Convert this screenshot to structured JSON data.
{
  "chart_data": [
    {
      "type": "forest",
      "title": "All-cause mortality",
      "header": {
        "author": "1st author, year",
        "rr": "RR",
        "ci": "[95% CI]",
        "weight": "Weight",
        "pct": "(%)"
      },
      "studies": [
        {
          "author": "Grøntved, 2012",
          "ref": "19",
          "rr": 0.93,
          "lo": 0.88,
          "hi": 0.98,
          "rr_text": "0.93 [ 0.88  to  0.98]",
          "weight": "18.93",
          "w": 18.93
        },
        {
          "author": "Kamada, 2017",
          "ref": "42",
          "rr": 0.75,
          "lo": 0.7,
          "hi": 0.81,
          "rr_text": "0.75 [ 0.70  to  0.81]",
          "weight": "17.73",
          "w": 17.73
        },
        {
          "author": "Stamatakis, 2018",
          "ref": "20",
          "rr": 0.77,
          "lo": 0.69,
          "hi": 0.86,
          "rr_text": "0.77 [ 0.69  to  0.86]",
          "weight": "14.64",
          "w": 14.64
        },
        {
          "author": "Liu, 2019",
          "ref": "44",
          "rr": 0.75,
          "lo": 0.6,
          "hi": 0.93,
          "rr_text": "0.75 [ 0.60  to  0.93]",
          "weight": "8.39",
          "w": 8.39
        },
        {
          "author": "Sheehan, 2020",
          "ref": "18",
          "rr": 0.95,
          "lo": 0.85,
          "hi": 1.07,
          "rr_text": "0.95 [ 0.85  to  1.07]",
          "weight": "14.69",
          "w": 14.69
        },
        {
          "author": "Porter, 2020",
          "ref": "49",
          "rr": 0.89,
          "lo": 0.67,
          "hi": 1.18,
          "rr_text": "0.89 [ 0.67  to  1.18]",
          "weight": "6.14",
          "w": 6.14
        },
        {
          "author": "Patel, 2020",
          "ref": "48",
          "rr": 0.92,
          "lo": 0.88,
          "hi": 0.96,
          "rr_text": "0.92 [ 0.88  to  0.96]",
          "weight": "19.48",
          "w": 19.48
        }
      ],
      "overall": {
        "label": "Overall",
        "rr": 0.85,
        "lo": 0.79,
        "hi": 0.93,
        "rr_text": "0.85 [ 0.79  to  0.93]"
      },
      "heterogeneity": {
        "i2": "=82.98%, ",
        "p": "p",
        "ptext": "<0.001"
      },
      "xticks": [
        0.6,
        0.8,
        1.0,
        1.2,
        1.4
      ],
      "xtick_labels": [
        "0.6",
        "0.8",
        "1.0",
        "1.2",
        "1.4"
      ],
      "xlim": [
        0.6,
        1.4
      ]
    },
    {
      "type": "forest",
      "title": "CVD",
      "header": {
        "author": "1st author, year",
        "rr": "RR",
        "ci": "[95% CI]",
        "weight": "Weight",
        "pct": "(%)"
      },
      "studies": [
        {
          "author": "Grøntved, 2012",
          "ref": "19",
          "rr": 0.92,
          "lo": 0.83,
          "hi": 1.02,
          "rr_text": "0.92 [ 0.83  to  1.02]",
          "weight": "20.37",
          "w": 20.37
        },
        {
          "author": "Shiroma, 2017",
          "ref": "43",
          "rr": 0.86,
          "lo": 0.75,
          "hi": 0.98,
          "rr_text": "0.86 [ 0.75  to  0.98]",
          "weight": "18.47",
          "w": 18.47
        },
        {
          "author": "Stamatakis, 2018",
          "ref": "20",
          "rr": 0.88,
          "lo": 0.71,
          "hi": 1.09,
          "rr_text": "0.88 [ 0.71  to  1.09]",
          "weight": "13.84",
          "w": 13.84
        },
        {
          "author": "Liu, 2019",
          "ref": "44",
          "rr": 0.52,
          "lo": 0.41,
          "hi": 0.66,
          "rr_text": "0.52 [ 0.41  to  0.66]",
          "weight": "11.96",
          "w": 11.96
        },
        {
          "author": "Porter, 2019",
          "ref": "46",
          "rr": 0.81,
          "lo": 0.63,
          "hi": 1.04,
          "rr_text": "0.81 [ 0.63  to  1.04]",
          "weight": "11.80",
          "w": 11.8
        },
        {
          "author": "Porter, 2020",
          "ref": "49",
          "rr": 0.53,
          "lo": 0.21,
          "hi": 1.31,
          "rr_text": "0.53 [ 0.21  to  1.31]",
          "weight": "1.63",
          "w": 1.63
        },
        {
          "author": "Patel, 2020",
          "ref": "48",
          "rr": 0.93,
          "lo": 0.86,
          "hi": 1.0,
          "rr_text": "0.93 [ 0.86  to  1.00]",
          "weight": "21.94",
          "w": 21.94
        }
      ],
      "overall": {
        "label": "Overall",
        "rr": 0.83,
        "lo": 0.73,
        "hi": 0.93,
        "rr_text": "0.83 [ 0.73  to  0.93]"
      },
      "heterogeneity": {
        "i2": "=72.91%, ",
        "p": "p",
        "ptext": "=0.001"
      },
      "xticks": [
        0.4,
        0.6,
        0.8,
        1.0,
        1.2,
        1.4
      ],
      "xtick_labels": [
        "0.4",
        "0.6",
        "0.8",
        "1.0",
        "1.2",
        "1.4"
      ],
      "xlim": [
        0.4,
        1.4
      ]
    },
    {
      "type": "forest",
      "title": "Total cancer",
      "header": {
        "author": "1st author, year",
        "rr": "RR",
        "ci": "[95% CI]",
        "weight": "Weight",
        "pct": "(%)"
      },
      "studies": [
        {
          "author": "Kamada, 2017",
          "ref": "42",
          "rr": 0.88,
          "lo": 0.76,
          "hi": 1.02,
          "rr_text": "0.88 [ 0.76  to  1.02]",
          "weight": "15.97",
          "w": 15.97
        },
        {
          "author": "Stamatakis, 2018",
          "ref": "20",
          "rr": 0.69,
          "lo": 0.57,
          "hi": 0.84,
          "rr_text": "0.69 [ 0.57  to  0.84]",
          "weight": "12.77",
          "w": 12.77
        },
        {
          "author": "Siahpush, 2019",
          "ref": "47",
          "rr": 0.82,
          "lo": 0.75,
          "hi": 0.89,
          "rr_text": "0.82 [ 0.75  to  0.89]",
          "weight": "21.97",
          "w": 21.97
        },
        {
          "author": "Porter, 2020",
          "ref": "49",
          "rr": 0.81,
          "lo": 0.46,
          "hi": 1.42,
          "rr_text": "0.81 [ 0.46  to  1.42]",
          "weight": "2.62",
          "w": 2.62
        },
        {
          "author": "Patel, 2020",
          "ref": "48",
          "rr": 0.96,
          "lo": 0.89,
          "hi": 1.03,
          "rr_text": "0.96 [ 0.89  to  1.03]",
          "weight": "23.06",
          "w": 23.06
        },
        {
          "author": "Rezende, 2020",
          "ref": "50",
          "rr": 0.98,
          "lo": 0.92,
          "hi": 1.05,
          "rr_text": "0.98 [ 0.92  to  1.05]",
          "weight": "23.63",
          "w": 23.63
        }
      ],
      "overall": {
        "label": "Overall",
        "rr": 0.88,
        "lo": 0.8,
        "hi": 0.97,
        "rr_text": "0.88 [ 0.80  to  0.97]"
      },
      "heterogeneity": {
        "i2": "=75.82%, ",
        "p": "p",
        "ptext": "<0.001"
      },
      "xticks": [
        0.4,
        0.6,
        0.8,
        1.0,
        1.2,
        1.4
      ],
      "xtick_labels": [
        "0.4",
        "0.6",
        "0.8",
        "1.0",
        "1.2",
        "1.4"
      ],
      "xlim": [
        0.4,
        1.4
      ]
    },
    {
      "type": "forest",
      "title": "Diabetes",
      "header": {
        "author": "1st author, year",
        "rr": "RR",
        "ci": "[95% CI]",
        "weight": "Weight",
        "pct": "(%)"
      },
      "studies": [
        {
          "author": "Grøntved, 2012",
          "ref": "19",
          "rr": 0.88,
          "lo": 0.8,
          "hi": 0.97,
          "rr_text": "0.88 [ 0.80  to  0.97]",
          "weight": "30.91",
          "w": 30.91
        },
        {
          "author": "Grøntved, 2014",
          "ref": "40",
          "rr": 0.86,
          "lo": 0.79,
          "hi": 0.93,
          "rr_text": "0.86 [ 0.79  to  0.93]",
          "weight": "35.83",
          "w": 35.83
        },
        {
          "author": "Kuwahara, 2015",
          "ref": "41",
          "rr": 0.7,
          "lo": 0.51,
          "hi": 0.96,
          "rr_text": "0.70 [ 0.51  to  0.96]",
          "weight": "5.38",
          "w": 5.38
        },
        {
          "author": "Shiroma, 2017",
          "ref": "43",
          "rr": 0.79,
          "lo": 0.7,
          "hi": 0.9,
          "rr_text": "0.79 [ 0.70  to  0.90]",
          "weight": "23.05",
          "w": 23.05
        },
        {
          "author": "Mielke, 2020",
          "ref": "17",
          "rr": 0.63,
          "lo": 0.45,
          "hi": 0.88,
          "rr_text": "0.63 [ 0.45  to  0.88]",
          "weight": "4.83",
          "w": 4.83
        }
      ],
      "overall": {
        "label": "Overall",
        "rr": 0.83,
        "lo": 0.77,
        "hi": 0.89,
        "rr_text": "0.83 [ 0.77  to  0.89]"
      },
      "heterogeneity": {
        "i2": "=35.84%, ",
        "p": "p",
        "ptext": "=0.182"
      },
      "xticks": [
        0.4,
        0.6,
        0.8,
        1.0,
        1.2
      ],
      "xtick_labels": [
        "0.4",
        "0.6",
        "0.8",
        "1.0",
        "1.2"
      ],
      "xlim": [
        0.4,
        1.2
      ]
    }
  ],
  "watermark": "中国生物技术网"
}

> Work to be completed
Return all lines with the word "title" in them.

> Response for this exercise
      "title": "All-cause mortality",
      "title": "CVD",
      "title": "Total cancer",
      "title": "Diabetes",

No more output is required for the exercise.